((

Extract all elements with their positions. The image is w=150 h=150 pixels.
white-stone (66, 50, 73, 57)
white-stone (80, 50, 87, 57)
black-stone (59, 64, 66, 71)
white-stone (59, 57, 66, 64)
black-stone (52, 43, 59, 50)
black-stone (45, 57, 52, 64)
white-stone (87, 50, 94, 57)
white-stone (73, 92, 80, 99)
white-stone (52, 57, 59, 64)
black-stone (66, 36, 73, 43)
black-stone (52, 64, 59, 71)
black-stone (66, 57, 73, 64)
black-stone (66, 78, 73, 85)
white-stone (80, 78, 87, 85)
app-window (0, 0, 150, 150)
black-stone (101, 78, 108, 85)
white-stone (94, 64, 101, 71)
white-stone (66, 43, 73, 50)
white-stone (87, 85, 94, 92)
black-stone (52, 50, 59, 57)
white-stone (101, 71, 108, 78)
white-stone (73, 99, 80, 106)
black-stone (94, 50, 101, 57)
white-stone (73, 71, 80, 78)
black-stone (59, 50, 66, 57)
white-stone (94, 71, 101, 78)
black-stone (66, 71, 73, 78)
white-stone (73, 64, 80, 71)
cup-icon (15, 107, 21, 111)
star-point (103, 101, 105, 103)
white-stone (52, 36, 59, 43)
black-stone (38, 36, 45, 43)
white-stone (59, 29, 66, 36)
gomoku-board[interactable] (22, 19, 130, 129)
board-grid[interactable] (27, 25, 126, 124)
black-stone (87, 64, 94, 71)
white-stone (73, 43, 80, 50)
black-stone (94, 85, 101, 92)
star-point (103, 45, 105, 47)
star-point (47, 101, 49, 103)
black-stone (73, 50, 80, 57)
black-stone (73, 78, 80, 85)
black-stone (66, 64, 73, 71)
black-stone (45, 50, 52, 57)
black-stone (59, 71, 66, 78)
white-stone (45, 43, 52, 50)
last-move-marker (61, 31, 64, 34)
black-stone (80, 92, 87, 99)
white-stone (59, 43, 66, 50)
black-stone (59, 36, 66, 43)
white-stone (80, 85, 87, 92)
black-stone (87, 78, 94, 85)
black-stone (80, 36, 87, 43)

))

* WHAT IS EXPECTED: Reproduce the data above in full, replacing every occurrence of "star-point" with "hoshi-point" and leaving everything else unchanged.

* ANSWER TO THIS TASK:
Extract all elements with their positions. The image is w=150 h=150 pixels.
white-stone (66, 50, 73, 57)
white-stone (80, 50, 87, 57)
black-stone (59, 64, 66, 71)
white-stone (59, 57, 66, 64)
black-stone (52, 43, 59, 50)
black-stone (45, 57, 52, 64)
white-stone (87, 50, 94, 57)
white-stone (73, 92, 80, 99)
white-stone (52, 57, 59, 64)
black-stone (66, 36, 73, 43)
black-stone (52, 64, 59, 71)
black-stone (66, 57, 73, 64)
black-stone (66, 78, 73, 85)
white-stone (80, 78, 87, 85)
app-window (0, 0, 150, 150)
black-stone (101, 78, 108, 85)
white-stone (94, 64, 101, 71)
white-stone (66, 43, 73, 50)
white-stone (87, 85, 94, 92)
black-stone (52, 50, 59, 57)
white-stone (101, 71, 108, 78)
white-stone (73, 99, 80, 106)
black-stone (94, 50, 101, 57)
white-stone (73, 71, 80, 78)
black-stone (59, 50, 66, 57)
white-stone (94, 71, 101, 78)
black-stone (66, 71, 73, 78)
white-stone (73, 64, 80, 71)
cup-icon (15, 107, 21, 111)
hoshi-point (103, 101, 105, 103)
white-stone (52, 36, 59, 43)
black-stone (38, 36, 45, 43)
white-stone (59, 29, 66, 36)
gomoku-board[interactable] (22, 19, 130, 129)
board-grid[interactable] (27, 25, 126, 124)
black-stone (87, 64, 94, 71)
white-stone (73, 43, 80, 50)
black-stone (94, 85, 101, 92)
hoshi-point (103, 45, 105, 47)
hoshi-point (47, 101, 49, 103)
black-stone (73, 50, 80, 57)
black-stone (73, 78, 80, 85)
black-stone (66, 64, 73, 71)
black-stone (45, 50, 52, 57)
black-stone (59, 71, 66, 78)
white-stone (45, 43, 52, 50)
last-move-marker (61, 31, 64, 34)
black-stone (80, 92, 87, 99)
white-stone (59, 43, 66, 50)
black-stone (59, 36, 66, 43)
white-stone (80, 85, 87, 92)
black-stone (87, 78, 94, 85)
black-stone (80, 36, 87, 43)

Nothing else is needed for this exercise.